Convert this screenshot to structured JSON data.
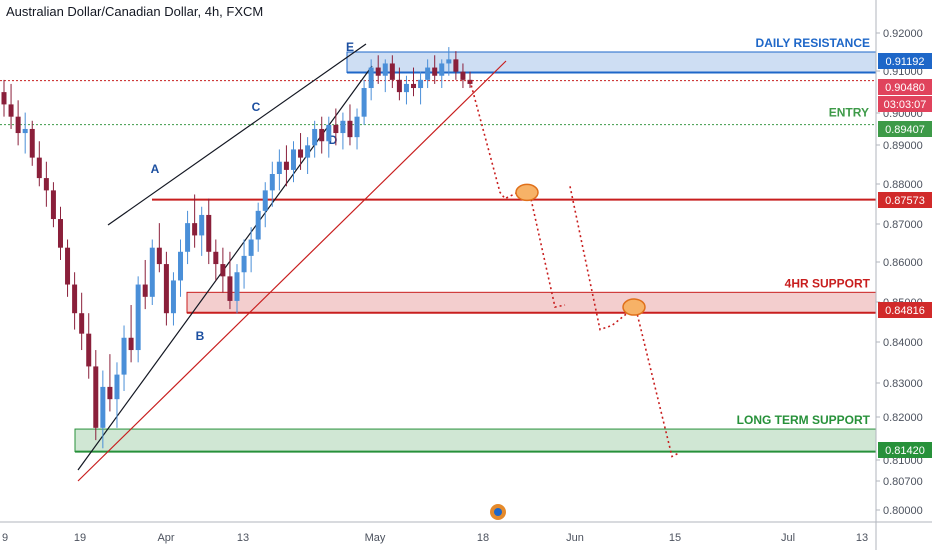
{
  "header": {
    "title": "Australian Dollar/Canadian Dollar, 4h, FXCM"
  },
  "chart_data": {
    "type": "candlestick",
    "symbol": "Australian Dollar/Canadian Dollar",
    "timeframe": "4h",
    "source": "FXCM",
    "ylim": [
      0.797,
      0.9245
    ],
    "y_ticks": [
      "0.92000",
      "0.91000",
      "0.90000",
      "0.89000",
      "0.88000",
      "0.87000",
      "0.86000",
      "0.85000",
      "0.84000",
      "0.83000",
      "0.82000",
      "0.81000",
      "0.80700",
      "0.80000"
    ],
    "x_ticks": [
      "9",
      "19",
      "Apr",
      "13",
      "May",
      "18",
      "Jun",
      "15",
      "Jul",
      "13"
    ],
    "point_labels": [
      "A",
      "B",
      "C",
      "D",
      "E"
    ],
    "zones": [
      {
        "name": "DAILY RESISTANCE",
        "top": 0.9118,
        "bottom": 0.9068,
        "color": "#1e67c8"
      },
      {
        "name": "4HR SUPPORT",
        "top": 0.8531,
        "bottom": 0.8481,
        "color": "#c81e1e"
      },
      {
        "name": "LONG TERM SUPPORT",
        "top": 0.8197,
        "bottom": 0.8142,
        "color": "#27913a"
      }
    ],
    "levels": [
      {
        "label": "ENTRY",
        "price": "0.89407",
        "color": "#3d9a48",
        "style": "dotted"
      },
      {
        "label": "",
        "price": "0.87573",
        "color": "#c81e1e",
        "style": "solid"
      },
      {
        "label": "",
        "price": "0.90480",
        "color": "#c81e1e",
        "style": "dotted"
      }
    ],
    "price_badges": [
      {
        "text": "0.91192",
        "color": "#1e67c8"
      },
      {
        "text": "0.90480",
        "color": "#e0435c"
      },
      {
        "text": "03:03:07",
        "color": "#e0435c"
      },
      {
        "text": "0.89407",
        "color": "#3d9a48"
      },
      {
        "text": "0.87573",
        "color": "#d12a2a"
      },
      {
        "text": "0.84816",
        "color": "#d12a2a"
      },
      {
        "text": "0.81420",
        "color": "#27913a"
      }
    ],
    "candles": [
      [
        0.902,
        0.905,
        0.896,
        0.899
      ],
      [
        0.899,
        0.904,
        0.893,
        0.896
      ],
      [
        0.896,
        0.9,
        0.889,
        0.892
      ],
      [
        0.892,
        0.897,
        0.887,
        0.893
      ],
      [
        0.893,
        0.895,
        0.884,
        0.886
      ],
      [
        0.886,
        0.89,
        0.879,
        0.881
      ],
      [
        0.881,
        0.885,
        0.874,
        0.878
      ],
      [
        0.878,
        0.88,
        0.869,
        0.871
      ],
      [
        0.871,
        0.874,
        0.861,
        0.864
      ],
      [
        0.864,
        0.866,
        0.852,
        0.855
      ],
      [
        0.855,
        0.858,
        0.844,
        0.848
      ],
      [
        0.848,
        0.853,
        0.839,
        0.843
      ],
      [
        0.843,
        0.848,
        0.832,
        0.835
      ],
      [
        0.835,
        0.839,
        0.817,
        0.82
      ],
      [
        0.82,
        0.834,
        0.815,
        0.83
      ],
      [
        0.83,
        0.838,
        0.824,
        0.827
      ],
      [
        0.827,
        0.836,
        0.82,
        0.833
      ],
      [
        0.833,
        0.845,
        0.829,
        0.842
      ],
      [
        0.842,
        0.85,
        0.836,
        0.839
      ],
      [
        0.839,
        0.857,
        0.836,
        0.855
      ],
      [
        0.855,
        0.861,
        0.849,
        0.852
      ],
      [
        0.852,
        0.866,
        0.85,
        0.864
      ],
      [
        0.864,
        0.87,
        0.858,
        0.86
      ],
      [
        0.86,
        0.863,
        0.845,
        0.848
      ],
      [
        0.848,
        0.858,
        0.845,
        0.856
      ],
      [
        0.856,
        0.866,
        0.852,
        0.863
      ],
      [
        0.863,
        0.873,
        0.86,
        0.87
      ],
      [
        0.87,
        0.877,
        0.864,
        0.867
      ],
      [
        0.867,
        0.874,
        0.862,
        0.872
      ],
      [
        0.872,
        0.876,
        0.86,
        0.863
      ],
      [
        0.863,
        0.866,
        0.856,
        0.86
      ],
      [
        0.86,
        0.864,
        0.853,
        0.857
      ],
      [
        0.857,
        0.863,
        0.849,
        0.851
      ],
      [
        0.851,
        0.86,
        0.848,
        0.858
      ],
      [
        0.858,
        0.866,
        0.854,
        0.862
      ],
      [
        0.862,
        0.869,
        0.858,
        0.866
      ],
      [
        0.866,
        0.875,
        0.863,
        0.873
      ],
      [
        0.873,
        0.88,
        0.869,
        0.878
      ],
      [
        0.878,
        0.885,
        0.874,
        0.882
      ],
      [
        0.882,
        0.888,
        0.878,
        0.885
      ],
      [
        0.885,
        0.889,
        0.879,
        0.883
      ],
      [
        0.883,
        0.89,
        0.88,
        0.888
      ],
      [
        0.888,
        0.892,
        0.883,
        0.886
      ],
      [
        0.886,
        0.891,
        0.882,
        0.889
      ],
      [
        0.889,
        0.895,
        0.886,
        0.893
      ],
      [
        0.893,
        0.896,
        0.887,
        0.89
      ],
      [
        0.89,
        0.896,
        0.886,
        0.894
      ],
      [
        0.894,
        0.898,
        0.889,
        0.892
      ],
      [
        0.892,
        0.897,
        0.888,
        0.895
      ],
      [
        0.895,
        0.899,
        0.889,
        0.891
      ],
      [
        0.891,
        0.898,
        0.888,
        0.896
      ],
      [
        0.896,
        0.905,
        0.894,
        0.903
      ],
      [
        0.903,
        0.91,
        0.9,
        0.908
      ],
      [
        0.908,
        0.911,
        0.904,
        0.906
      ],
      [
        0.906,
        0.91,
        0.902,
        0.909
      ],
      [
        0.909,
        0.911,
        0.903,
        0.905
      ],
      [
        0.905,
        0.908,
        0.9,
        0.902
      ],
      [
        0.902,
        0.906,
        0.899,
        0.904
      ],
      [
        0.904,
        0.908,
        0.901,
        0.903
      ],
      [
        0.903,
        0.907,
        0.899,
        0.905
      ],
      [
        0.905,
        0.91,
        0.903,
        0.908
      ],
      [
        0.908,
        0.911,
        0.904,
        0.906
      ],
      [
        0.906,
        0.91,
        0.903,
        0.909
      ],
      [
        0.909,
        0.913,
        0.906,
        0.91
      ],
      [
        0.91,
        0.912,
        0.905,
        0.907
      ],
      [
        0.907,
        0.909,
        0.903,
        0.905
      ],
      [
        0.905,
        0.907,
        0.903,
        0.904
      ]
    ],
    "forecast_path": [
      [
        [
          0.9048
        ],
        [
          0.8775
        ],
        [
          0.876
        ],
        [
          0.878
        ]
      ],
      [
        [
          0.877
        ],
        [
          0.8495
        ],
        [
          0.85
        ]
      ],
      [
        [
          0.879
        ],
        [
          0.844
        ],
        [
          0.845
        ],
        [
          0.8495
        ]
      ],
      [
        [
          0.85
        ],
        [
          0.813
        ],
        [
          0.814
        ]
      ]
    ]
  }
}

-*-

* _What the task asks_
Search the material above for "bottom". Pull out each line where it shows up.

* _Task response_
        "bottom": 0.9068,
        "bottom": 0.8481,
        "bottom": 0.8142,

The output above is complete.